TASK BRIEF - Of the lines in the data below, count the ones holding the string "Hill", and answer with that number only.

MATERIAL SHOWN start

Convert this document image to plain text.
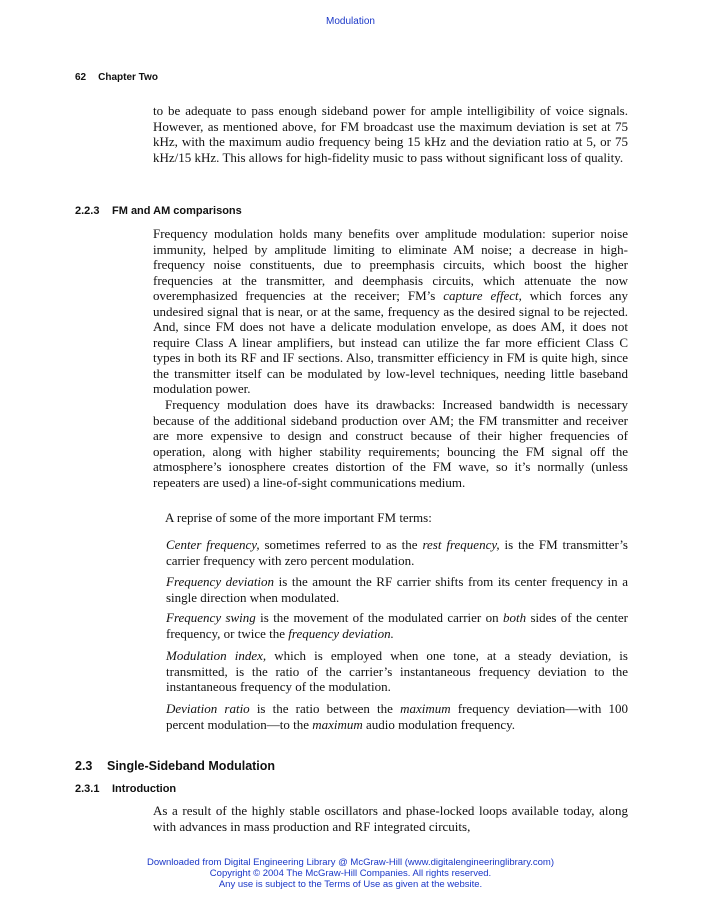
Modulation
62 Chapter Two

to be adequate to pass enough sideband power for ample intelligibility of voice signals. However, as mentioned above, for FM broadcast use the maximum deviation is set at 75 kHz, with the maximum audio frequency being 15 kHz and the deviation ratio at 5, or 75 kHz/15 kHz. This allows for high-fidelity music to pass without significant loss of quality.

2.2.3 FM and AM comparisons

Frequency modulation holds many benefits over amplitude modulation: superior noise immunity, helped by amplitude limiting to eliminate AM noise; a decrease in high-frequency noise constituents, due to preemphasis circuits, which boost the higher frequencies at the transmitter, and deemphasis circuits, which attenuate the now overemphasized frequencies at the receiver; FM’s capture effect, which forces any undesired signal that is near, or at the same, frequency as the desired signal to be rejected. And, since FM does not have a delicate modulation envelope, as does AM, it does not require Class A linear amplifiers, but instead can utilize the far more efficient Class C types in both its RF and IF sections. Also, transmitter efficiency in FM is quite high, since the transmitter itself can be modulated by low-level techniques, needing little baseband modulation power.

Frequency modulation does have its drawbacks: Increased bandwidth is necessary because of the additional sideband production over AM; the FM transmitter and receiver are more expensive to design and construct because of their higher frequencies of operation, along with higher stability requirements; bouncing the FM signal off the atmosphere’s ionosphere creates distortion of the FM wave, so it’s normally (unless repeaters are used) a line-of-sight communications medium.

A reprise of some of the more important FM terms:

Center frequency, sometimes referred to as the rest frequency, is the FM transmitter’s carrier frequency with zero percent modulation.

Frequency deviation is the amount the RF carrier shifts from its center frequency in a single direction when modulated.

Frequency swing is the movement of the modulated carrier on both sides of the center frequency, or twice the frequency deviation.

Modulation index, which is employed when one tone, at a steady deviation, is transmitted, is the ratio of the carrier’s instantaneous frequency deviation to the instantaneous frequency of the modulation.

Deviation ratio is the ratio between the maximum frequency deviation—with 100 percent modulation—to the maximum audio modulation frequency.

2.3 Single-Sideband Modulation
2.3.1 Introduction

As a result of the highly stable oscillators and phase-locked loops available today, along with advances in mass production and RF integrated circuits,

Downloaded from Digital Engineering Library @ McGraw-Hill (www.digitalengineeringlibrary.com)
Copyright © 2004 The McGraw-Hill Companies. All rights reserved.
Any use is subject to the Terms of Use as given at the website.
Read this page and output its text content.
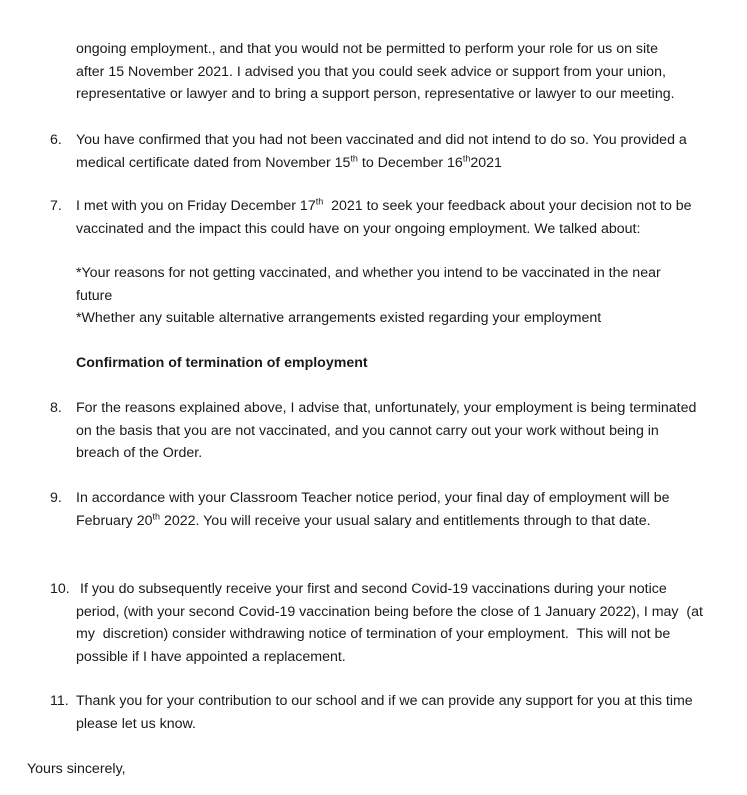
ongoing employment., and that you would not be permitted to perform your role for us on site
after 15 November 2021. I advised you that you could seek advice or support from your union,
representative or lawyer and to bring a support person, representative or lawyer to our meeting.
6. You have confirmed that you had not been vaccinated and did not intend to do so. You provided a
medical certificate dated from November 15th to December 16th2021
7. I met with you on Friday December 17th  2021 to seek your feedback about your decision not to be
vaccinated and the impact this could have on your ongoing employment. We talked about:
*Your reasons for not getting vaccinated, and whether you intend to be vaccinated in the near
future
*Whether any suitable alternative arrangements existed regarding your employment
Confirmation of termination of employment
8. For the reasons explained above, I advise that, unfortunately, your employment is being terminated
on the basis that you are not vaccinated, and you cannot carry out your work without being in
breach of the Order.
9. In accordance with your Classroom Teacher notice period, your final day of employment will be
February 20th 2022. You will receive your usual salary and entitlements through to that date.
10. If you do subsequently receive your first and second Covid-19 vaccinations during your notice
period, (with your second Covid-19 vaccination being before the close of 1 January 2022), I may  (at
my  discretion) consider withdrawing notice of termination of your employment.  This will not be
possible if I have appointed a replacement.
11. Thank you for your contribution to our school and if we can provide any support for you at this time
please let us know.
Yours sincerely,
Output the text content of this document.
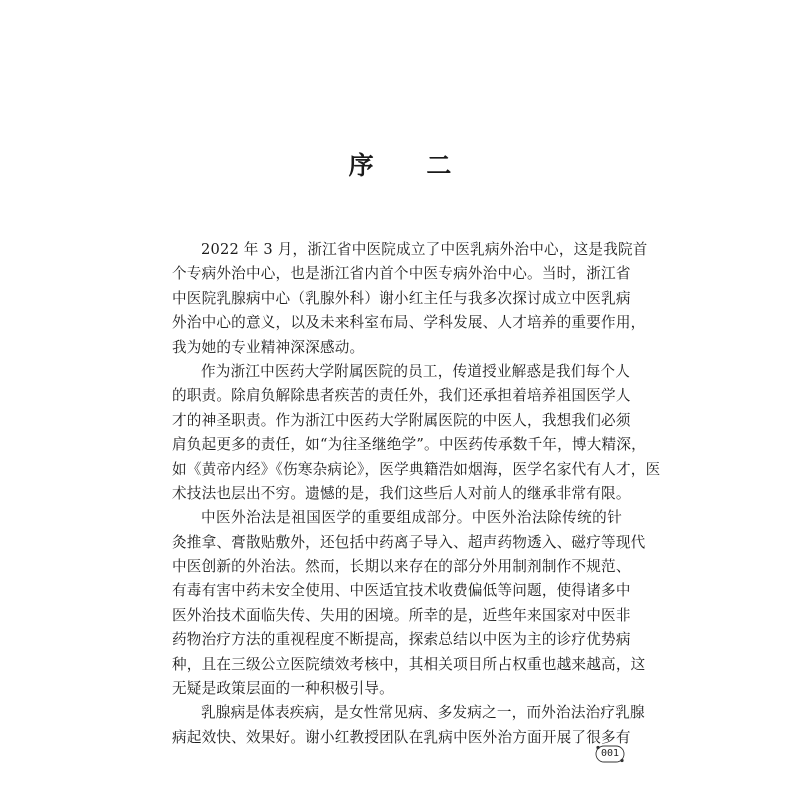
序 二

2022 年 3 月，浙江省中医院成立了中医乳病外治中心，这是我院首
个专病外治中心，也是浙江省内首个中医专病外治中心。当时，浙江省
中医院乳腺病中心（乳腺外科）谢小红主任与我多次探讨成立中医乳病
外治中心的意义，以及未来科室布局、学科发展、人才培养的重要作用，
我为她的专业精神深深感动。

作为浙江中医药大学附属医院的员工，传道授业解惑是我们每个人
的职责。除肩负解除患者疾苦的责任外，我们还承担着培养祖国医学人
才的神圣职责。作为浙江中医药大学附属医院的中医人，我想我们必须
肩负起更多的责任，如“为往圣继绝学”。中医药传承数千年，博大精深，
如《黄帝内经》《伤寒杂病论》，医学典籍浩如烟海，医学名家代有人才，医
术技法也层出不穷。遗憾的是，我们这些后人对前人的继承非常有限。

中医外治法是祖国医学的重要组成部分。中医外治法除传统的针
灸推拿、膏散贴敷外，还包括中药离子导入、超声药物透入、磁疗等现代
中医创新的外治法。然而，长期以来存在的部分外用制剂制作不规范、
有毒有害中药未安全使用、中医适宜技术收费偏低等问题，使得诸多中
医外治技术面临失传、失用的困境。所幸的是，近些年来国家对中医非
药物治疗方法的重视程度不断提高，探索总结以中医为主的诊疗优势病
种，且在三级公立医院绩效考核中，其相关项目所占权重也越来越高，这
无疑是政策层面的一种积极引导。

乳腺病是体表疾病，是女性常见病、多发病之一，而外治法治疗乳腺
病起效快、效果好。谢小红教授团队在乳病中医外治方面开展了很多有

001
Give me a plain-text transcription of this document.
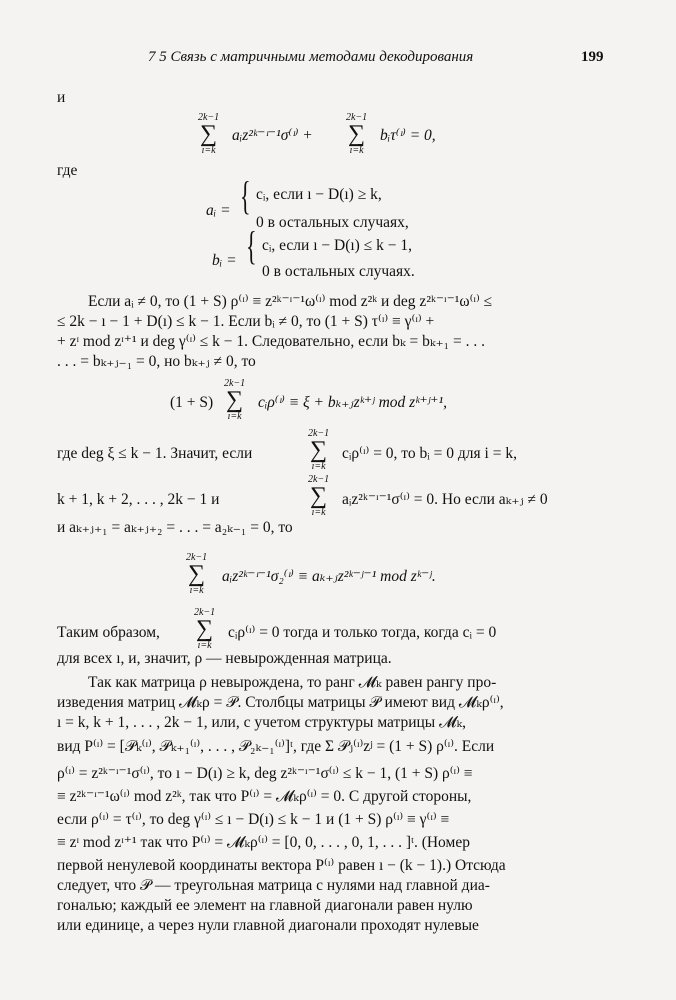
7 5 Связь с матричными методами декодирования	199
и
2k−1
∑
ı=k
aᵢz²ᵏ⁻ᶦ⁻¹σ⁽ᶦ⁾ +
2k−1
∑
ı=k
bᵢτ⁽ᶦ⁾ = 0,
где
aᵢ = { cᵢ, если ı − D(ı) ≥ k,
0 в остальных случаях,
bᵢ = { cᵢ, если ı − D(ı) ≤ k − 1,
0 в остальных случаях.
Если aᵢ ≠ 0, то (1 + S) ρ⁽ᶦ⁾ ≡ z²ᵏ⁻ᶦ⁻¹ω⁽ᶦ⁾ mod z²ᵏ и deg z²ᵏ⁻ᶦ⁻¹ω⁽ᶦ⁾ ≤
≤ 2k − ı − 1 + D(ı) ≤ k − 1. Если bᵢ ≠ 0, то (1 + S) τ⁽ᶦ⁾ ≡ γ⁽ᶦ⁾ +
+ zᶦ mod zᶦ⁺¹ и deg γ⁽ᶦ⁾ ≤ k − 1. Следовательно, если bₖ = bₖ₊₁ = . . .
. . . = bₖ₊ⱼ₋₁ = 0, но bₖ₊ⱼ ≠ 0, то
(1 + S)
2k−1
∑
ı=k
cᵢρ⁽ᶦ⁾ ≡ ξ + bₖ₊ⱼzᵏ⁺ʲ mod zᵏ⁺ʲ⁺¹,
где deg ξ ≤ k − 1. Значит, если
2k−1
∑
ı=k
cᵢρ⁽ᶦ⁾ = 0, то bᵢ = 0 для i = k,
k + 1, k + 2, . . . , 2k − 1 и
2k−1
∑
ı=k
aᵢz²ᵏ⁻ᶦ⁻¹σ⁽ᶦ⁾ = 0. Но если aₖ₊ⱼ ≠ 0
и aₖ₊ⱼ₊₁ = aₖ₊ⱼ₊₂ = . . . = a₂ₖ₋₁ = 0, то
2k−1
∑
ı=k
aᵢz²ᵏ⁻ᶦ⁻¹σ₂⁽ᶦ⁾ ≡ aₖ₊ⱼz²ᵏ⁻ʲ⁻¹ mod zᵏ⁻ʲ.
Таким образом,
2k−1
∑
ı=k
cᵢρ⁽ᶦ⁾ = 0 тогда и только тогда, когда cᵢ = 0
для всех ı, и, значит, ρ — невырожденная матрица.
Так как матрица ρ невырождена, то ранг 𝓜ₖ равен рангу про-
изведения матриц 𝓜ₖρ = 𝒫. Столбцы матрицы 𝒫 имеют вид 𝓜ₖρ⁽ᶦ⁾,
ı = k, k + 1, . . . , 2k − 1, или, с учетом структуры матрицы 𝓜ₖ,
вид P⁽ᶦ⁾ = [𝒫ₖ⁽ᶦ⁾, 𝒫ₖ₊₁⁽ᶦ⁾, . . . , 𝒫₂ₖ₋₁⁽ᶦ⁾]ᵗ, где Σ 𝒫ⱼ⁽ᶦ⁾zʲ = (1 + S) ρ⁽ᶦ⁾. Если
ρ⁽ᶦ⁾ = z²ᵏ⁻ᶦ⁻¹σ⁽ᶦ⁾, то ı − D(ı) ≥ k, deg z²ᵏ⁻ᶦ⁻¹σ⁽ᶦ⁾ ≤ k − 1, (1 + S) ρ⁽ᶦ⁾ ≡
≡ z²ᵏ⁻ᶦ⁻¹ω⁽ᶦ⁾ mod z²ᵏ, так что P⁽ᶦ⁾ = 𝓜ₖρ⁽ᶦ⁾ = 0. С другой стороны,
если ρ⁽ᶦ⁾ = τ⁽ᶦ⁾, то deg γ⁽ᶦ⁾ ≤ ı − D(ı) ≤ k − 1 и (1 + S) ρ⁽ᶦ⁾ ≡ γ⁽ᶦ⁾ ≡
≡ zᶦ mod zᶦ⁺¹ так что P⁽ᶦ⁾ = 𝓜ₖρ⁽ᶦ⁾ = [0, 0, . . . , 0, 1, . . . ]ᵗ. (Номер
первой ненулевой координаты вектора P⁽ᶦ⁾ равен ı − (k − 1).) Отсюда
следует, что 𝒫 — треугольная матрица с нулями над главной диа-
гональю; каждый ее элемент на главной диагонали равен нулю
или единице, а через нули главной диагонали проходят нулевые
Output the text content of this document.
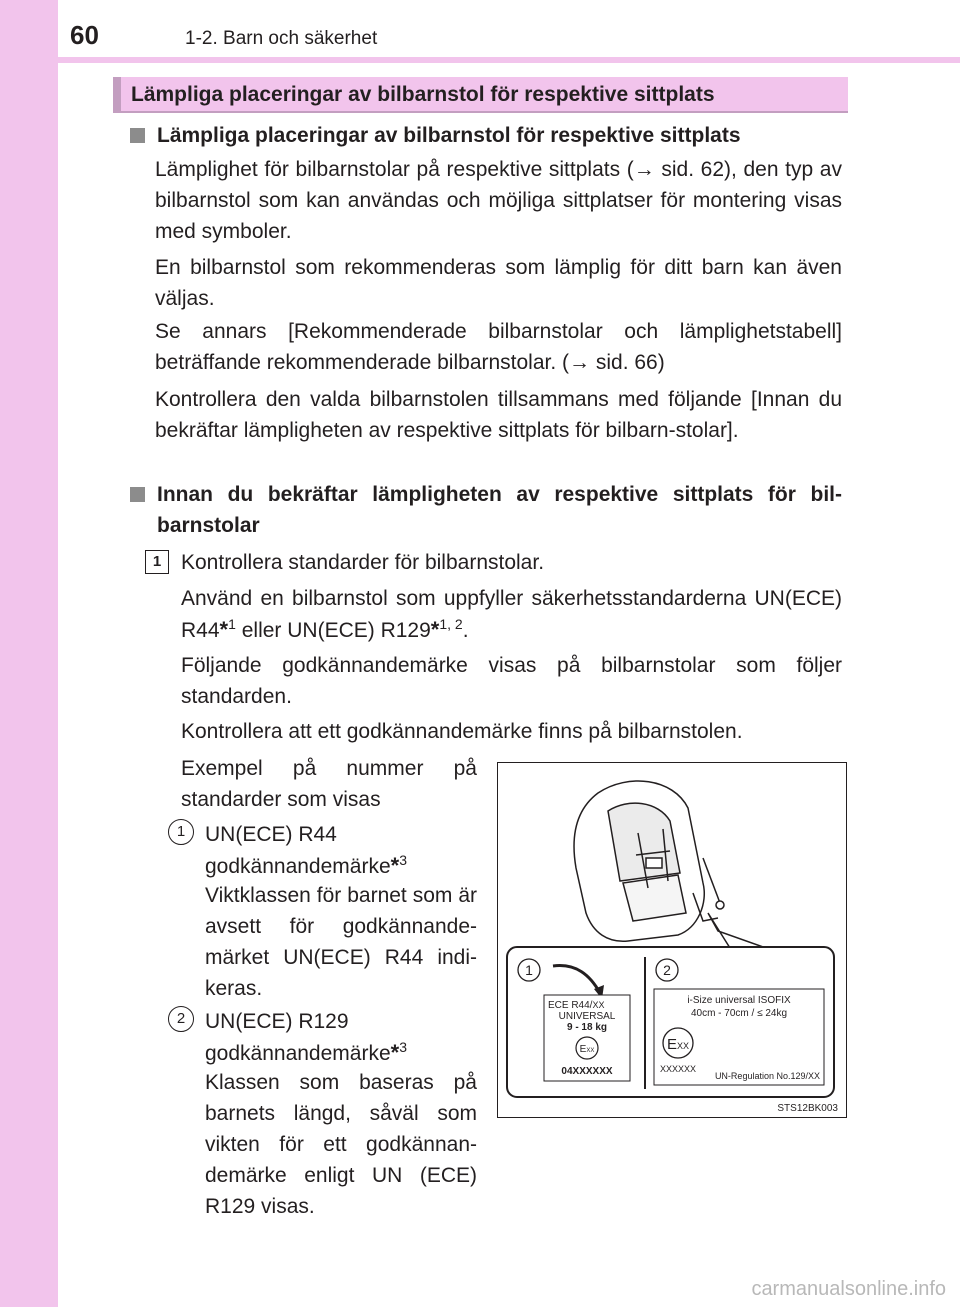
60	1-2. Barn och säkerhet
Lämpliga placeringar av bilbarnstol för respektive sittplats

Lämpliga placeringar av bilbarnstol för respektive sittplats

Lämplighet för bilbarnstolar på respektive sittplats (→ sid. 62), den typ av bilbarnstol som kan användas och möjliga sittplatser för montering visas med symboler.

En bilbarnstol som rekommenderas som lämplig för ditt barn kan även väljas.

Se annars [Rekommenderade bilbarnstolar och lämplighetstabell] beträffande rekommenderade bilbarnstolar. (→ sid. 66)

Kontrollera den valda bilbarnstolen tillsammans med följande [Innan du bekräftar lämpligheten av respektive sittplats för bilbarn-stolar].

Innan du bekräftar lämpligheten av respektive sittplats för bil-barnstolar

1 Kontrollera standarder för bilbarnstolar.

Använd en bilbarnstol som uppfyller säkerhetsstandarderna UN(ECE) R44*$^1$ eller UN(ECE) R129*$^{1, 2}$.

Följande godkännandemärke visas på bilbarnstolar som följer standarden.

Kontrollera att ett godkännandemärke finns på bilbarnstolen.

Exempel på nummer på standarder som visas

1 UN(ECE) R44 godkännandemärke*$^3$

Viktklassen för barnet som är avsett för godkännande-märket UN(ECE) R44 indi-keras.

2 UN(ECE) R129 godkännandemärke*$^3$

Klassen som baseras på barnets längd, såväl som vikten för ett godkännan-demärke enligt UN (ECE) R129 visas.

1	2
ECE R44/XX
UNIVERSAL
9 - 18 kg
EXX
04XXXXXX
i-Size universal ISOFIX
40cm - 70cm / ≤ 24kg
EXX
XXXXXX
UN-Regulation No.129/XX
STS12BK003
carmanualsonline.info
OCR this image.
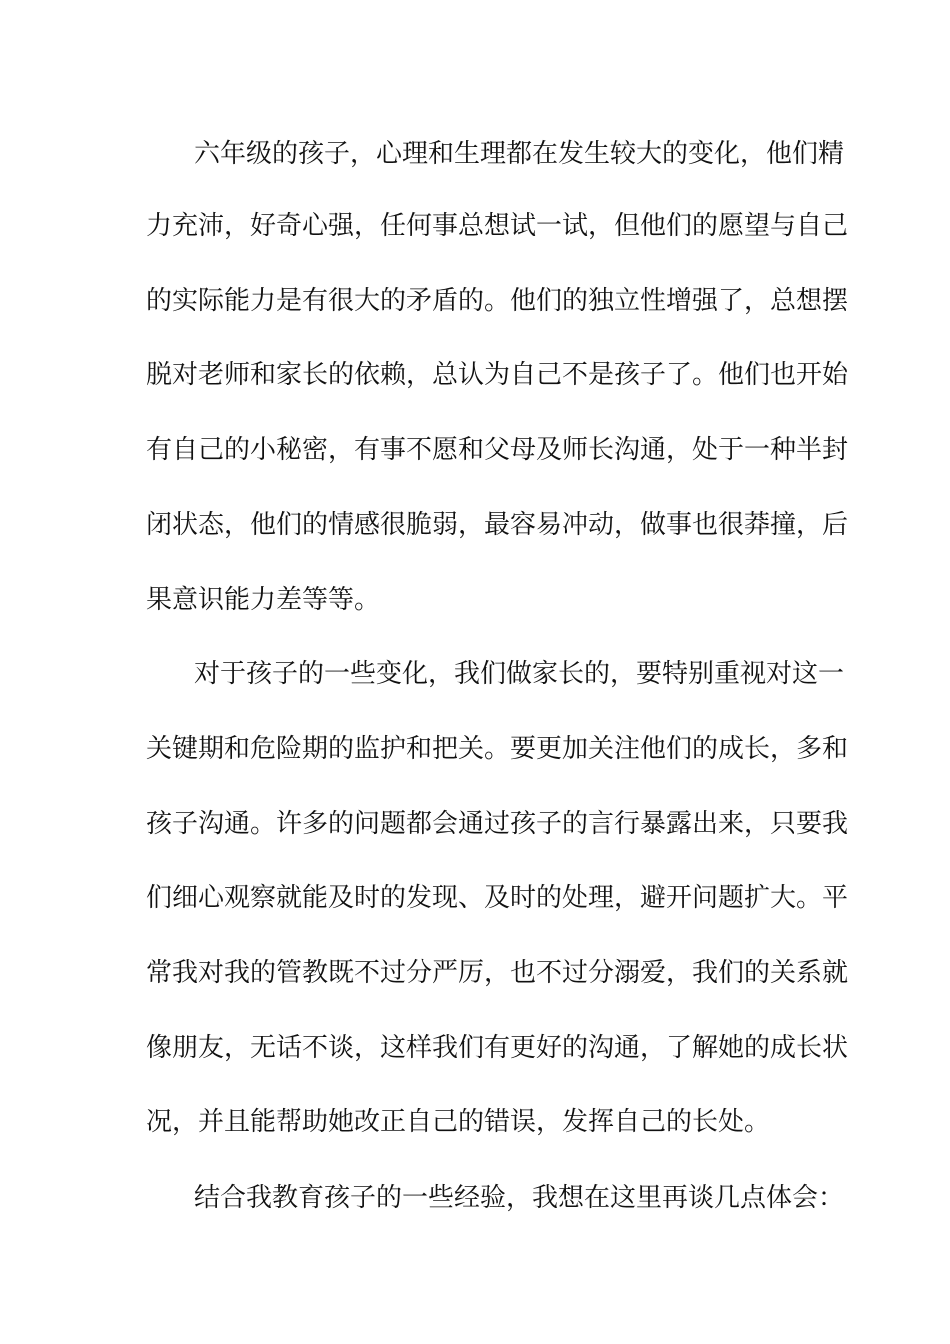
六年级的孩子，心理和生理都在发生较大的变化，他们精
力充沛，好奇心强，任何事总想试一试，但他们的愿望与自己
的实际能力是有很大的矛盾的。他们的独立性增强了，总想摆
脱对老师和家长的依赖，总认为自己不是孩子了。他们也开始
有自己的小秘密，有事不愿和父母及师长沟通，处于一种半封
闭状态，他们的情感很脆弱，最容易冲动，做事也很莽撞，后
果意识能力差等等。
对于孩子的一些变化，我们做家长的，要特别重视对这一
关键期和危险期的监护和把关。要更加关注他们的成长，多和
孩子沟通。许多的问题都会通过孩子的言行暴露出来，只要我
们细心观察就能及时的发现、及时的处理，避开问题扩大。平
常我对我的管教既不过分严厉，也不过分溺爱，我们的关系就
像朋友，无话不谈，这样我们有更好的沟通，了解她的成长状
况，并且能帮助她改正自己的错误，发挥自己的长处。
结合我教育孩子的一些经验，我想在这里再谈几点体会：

MATERIAL SHOWN end

EXERCISE OUTPUT - 2